### Exercise task
Can you give the lines below as a JSON list of strings, one string per line, with blank lines left out?

### Data entries
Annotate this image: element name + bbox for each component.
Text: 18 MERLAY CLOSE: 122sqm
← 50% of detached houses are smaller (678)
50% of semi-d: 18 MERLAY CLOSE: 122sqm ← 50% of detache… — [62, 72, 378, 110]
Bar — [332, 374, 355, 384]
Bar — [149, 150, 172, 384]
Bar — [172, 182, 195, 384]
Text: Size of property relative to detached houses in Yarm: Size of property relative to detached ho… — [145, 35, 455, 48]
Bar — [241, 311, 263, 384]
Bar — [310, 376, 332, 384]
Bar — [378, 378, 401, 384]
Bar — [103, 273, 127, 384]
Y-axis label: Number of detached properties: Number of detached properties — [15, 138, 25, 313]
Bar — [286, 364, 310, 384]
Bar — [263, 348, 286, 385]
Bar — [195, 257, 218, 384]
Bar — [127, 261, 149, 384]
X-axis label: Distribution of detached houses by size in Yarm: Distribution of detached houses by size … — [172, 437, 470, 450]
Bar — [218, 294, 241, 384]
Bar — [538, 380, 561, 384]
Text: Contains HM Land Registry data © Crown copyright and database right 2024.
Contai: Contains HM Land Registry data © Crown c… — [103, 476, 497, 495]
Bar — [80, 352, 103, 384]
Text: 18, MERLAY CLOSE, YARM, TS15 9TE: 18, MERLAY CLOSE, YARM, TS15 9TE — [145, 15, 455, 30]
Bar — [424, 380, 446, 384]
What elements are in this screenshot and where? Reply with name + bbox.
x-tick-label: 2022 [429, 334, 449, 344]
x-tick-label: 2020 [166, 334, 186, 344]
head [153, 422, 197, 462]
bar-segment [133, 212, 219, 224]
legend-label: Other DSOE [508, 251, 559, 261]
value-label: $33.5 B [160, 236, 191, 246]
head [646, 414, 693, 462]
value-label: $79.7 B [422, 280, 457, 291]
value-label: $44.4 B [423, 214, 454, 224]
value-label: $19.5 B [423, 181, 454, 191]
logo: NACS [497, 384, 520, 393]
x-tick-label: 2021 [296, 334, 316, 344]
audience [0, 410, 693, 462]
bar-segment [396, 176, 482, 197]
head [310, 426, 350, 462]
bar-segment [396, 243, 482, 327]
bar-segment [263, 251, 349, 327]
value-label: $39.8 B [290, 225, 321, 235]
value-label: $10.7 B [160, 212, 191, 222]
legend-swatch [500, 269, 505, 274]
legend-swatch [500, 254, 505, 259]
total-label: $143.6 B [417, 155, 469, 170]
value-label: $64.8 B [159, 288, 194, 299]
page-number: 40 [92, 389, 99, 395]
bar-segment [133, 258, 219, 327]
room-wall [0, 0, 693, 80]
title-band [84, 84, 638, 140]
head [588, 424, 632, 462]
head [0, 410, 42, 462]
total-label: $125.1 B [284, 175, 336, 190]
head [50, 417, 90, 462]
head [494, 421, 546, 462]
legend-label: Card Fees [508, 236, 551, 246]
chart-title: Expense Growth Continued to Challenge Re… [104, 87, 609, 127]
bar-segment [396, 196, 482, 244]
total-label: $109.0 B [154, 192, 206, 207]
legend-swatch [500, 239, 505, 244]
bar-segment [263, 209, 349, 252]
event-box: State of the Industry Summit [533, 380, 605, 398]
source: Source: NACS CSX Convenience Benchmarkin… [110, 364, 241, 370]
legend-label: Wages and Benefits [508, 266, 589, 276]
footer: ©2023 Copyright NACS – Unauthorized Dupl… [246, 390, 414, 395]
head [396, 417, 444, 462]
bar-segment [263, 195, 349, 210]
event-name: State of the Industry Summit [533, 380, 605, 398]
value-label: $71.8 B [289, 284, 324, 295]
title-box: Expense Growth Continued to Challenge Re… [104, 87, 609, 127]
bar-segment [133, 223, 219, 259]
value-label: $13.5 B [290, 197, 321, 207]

### Worked solution
[
  "Annotate this image: element name + bbox for each component.",
  "Text: 18 MERLAY CLOSE: 122sqm",
  "← 50% of detached houses are smaller (678)",
  "50% of semi-d: 18 MERLAY CLOSE: 122sqm ← 50% of detache… — [62, 72, 378, 110]",
  "Bar — [332, 374, 355, 384]",
  "Bar — [149, 150, 172, 384]",
  "Bar — [172, 182, 195, 384]",
  "Text: Size of property relative to detached houses in Yarm: Size of property relative to detached ho… — [145, 35, 455, 48]",
  "Bar — [241, 311, 263, 384]",
  "Bar — [310, 376, 332, 384]",
  "Bar — [378, 378, 401, 384]",
  "Bar — [103, 273, 127, 384]",
  "Y-axis label: Number of detached properties: Number of detached properties — [15, 138, 25, 313]",
  "Bar — [286, 364, 310, 384]",
  "Bar — [263, 348, 286, 385]",
  "Bar — [195, 257, 218, 384]",
  "Bar — [127, 261, 149, 384]",
  "X-axis label: Distribution of detached houses by size in Yarm: Distribution of detached houses by size … — [172, 437, 470, 450]",
  "Bar — [218, 294, 241, 384]",
  "Bar — [538, 380, 561, 384]",
  "Text: Contains HM Land Registry data © Crown copyright and database right 2024.",
  "Contai: Contains HM Land Registry data © Crown c… — [103, 476, 497, 495]",
  "Bar — [80, 352, 103, 384]",
  "Text: 18, MERLAY CLOSE, YARM, TS15 9TE: 18, MERLAY CLOSE, YARM, TS15 9TE — [145, 15, 455, 30]",
  "Bar — [424, 380, 446, 384]",
  "What elements are in this screenshot and where? Reply with name + bbox.",
  "x-tick-label: 2022 [429, 334, 449, 344]",
  "x-tick-label: 2020 [166, 334, 186, 344]",
  "head [153, 422, 197, 462]",
  "bar-segment [133, 212, 219, 224]",
  "legend-label: Other DSOE [508, 251, 559, 261]",
  "value-label: $33.5 B [160, 236, 191, 246]",
  "head [646, 414, 693, 462]",
  "value-label: $79.7 B [422, 280, 457, 291]",
  "value-label: $44.4 B [423, 214, 454, 224]",
  "value-label: $19.5 B [423, 181, 454, 191]",
  "logo: NACS [497, 384, 520, 393]",
  "x-tick-label: 2021 [296, 334, 316, 344]",
  "audience [0, 410, 693, 462]",
  "bar-segment [396, 176, 482, 197]",
  "head [310, 426, 350, 462]",
  "bar-segment [396, 243, 482, 327]",
  "bar-segment [263, 251, 349, 327]",
  "value-label: $39.8 B [290, 225, 321, 235]",
  "value-label: $10.7 B [160, 212, 191, 222]",
  "legend-swatch [500, 269, 505, 274]",
  "legend-swatch [500, 254, 505, 259]",
  "total-label: $143.6 B [417, 155, 469, 170]",
  "value-label: $64.8 B [159, 288, 194, 299]",
  "page-number: 40 [92, 389, 99, 395]",
  "bar-segment [133, 258, 219, 327]",
  "room-wall [0, 0, 693, 80]",
  "title-band [84, 84, 638, 140]",
  "head [588, 424, 632, 462]",
  "head [0, 410, 42, 462]",
  "total-label: $125.1 B [284, 175, 336, 190]",
  "head [50, 417, 90, 462]",
  "head [494, 421, 546, 462]",
  "legend-label: Card Fees [508, 236, 551, 246]",
  "chart-title: Expense Growth Continued to Challenge Re… [104, 87, 609, 127]",
  "bar-segment [396, 196, 482, 244]",
  "total-label: $109.0 B [154, 192, 206, 207]",
  "legend-swatch [500, 239, 505, 244]",
  "bar-segment [263, 209, 349, 252]",
  "event-box: State of the Industry Summit [533, 380, 605, 398]",
  "source: Source: NACS CSX Convenience Benchmarkin… [110, 364, 241, 370]",
  "legend-label: Wages and Benefits [508, 266, 589, 276]",
  "footer: ©2023 Copyright NACS – Unauthorized Dupl… [246, 390, 414, 395]",
  "head [396, 417, 444, 462]",
  "bar-segment [263, 195, 349, 210]",
  "event-name: State of the Industry Summit [533, 380, 605, 398]",
  "value-label: $71.8 B [289, 284, 324, 295]",
  "title-box: Expense Growth Continued to Challenge Re… [104, 87, 609, 127]",
  "bar-segment [133, 223, 219, 259]",
  "value-label: $13.5 B [290, 197, 321, 207]"
]